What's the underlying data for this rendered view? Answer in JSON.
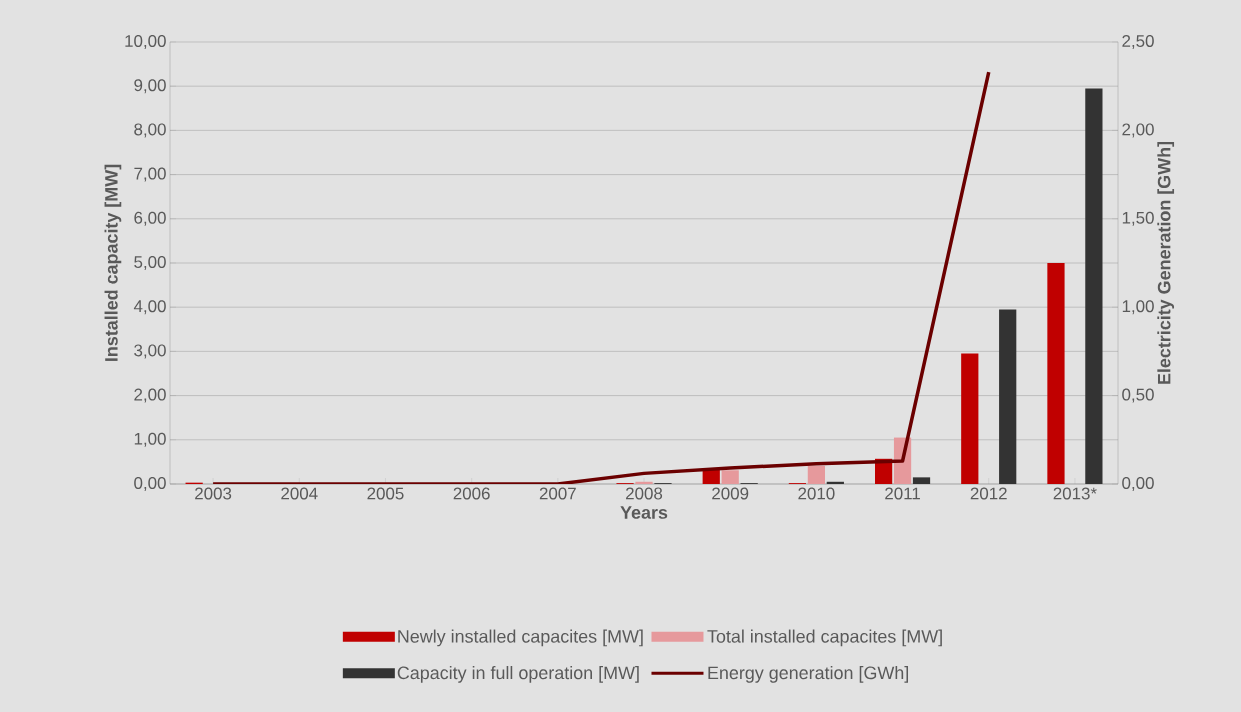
{
  "chart_data": {
    "type": "bar",
    "xlabel": "Years",
    "ylabel": "Installed capacity [MW]",
    "y2label": "Electricity Generation [GWh]",
    "categories": [
      "2003",
      "2004",
      "2005",
      "2006",
      "2007",
      "2008",
      "2009",
      "2010",
      "2011",
      "2012",
      "2013*"
    ],
    "series": [
      {
        "name": "Newly installed capacites [MW]",
        "color": "#c00000",
        "values": [
          0.03,
          0,
          0,
          0,
          0,
          0.02,
          0.34,
          0.02,
          0.57,
          2.95,
          5.0
        ]
      },
      {
        "name": "Total installed capacites [MW]",
        "color": "#e6999c",
        "values": [
          0,
          0,
          0,
          0,
          0,
          0.05,
          0.31,
          0.41,
          1.05,
          0,
          0
        ]
      },
      {
        "name": "Capacity in full operation [MW]",
        "color": "#333333",
        "values": [
          0,
          0,
          0,
          0,
          0,
          0.02,
          0.02,
          0.05,
          0.15,
          3.95,
          8.95
        ]
      },
      {
        "name": "Energy generation [GWh]",
        "type": "line",
        "axis": "y2",
        "color": "#6b0000",
        "values": [
          0,
          0,
          0,
          0,
          0,
          0.06,
          0.09,
          0.115,
          0.13,
          2.33,
          null
        ]
      }
    ],
    "ylim": [
      0,
      10
    ],
    "yticks": [
      {
        "value": 0,
        "label": "0,00"
      },
      {
        "value": 1,
        "label": "1,00"
      },
      {
        "value": 2,
        "label": "2,00"
      },
      {
        "value": 3,
        "label": "3,00"
      },
      {
        "value": 4,
        "label": "4,00"
      },
      {
        "value": 5,
        "label": "5,00"
      },
      {
        "value": 6,
        "label": "6,00"
      },
      {
        "value": 7,
        "label": "7,00"
      },
      {
        "value": 8,
        "label": "8,00"
      },
      {
        "value": 9,
        "label": "9,00"
      },
      {
        "value": 10,
        "label": "10,00"
      }
    ],
    "y2lim": [
      0,
      2.5
    ],
    "y2ticks": [
      {
        "value": 0,
        "label": "0,00"
      },
      {
        "value": 0.5,
        "label": "0,50"
      },
      {
        "value": 1,
        "label": "1,00"
      },
      {
        "value": 1.5,
        "label": "1,50"
      },
      {
        "value": 2,
        "label": "2,00"
      },
      {
        "value": 2.5,
        "label": "2,50"
      }
    ],
    "grid": "y",
    "legend": "bottom"
  }
}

* * * * * * *

(TASK REQUIREMENTS) Show every line of the records above that contains the word "capacites".

(SOLUTION BELOW)
        "name": "Newly installed capacites [MW]",
        "name": "Total installed capacites [MW]",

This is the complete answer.